▶ EXERCISE MATERIALS:
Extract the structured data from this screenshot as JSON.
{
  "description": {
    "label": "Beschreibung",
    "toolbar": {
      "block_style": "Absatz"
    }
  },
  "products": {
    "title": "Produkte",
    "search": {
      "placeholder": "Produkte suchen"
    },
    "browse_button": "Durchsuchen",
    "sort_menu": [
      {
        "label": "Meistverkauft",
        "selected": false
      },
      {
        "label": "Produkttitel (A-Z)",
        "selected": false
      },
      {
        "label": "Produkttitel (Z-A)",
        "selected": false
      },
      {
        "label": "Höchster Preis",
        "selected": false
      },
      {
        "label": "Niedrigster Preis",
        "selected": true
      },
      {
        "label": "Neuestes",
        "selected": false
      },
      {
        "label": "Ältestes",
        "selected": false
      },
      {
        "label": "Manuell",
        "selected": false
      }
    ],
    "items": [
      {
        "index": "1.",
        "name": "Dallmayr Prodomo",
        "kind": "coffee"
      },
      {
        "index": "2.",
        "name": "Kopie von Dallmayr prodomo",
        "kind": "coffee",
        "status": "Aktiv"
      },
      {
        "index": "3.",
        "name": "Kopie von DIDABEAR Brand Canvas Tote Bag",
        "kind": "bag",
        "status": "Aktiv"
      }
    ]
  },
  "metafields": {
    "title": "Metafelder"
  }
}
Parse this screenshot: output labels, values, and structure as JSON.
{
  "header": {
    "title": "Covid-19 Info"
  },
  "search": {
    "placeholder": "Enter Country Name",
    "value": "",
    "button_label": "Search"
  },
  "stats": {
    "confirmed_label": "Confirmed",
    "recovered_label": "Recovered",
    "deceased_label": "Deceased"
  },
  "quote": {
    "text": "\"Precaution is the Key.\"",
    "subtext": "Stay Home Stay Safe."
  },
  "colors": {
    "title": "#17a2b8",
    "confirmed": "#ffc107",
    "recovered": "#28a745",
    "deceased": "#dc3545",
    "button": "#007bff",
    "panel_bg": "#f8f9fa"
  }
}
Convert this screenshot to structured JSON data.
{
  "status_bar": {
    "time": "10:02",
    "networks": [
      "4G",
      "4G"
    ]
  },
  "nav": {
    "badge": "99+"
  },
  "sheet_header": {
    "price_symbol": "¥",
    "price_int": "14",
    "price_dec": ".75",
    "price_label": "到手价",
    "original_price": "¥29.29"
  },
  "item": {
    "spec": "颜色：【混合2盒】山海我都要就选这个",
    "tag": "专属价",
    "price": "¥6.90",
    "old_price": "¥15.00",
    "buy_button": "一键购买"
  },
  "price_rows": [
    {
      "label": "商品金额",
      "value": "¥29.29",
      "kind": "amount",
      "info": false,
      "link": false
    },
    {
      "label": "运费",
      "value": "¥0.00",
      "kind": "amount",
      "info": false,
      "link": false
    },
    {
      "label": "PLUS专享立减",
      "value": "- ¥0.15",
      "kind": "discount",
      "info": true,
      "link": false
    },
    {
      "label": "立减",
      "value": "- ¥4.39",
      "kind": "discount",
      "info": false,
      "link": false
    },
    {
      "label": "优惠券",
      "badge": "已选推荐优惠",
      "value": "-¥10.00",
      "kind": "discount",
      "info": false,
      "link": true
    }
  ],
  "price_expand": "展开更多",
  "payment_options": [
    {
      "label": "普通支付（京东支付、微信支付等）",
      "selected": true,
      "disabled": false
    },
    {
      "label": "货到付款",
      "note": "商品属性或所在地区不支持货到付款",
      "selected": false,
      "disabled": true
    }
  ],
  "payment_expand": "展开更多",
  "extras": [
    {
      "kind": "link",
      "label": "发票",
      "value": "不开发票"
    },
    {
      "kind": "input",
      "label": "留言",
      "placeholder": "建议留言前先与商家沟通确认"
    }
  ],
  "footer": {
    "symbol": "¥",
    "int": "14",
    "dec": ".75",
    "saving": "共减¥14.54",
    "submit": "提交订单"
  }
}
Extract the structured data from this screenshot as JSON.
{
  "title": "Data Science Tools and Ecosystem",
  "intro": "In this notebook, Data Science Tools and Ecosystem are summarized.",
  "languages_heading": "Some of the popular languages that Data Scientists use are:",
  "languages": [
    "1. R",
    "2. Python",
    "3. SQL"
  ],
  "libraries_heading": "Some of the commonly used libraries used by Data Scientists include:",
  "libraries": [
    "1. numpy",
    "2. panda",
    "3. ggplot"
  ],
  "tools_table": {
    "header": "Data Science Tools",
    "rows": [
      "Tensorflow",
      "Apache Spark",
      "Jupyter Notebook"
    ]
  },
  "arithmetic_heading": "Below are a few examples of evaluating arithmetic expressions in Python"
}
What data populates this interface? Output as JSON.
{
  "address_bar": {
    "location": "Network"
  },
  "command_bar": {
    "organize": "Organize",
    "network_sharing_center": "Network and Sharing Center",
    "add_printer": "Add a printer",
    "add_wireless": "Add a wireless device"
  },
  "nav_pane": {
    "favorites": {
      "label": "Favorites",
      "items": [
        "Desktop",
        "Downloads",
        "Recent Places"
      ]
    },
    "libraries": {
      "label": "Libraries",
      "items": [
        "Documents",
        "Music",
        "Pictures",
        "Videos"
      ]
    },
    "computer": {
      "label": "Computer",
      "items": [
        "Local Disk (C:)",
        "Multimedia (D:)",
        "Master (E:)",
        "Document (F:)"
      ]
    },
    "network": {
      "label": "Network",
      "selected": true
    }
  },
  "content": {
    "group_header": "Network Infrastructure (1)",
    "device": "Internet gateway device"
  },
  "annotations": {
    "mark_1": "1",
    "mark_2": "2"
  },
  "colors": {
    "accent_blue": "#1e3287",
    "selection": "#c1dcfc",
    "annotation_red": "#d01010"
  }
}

▶ OBJECTIVE: Point out every line holding the string "Science" and copy it.

▶ ANSWER TO THE TASK:
  "title": "Data Science Tools and Ecosystem",
  "intro": "In this notebook, Data Science Tools and Ecosystem are summarized.",
    "header": "Data Science Tools",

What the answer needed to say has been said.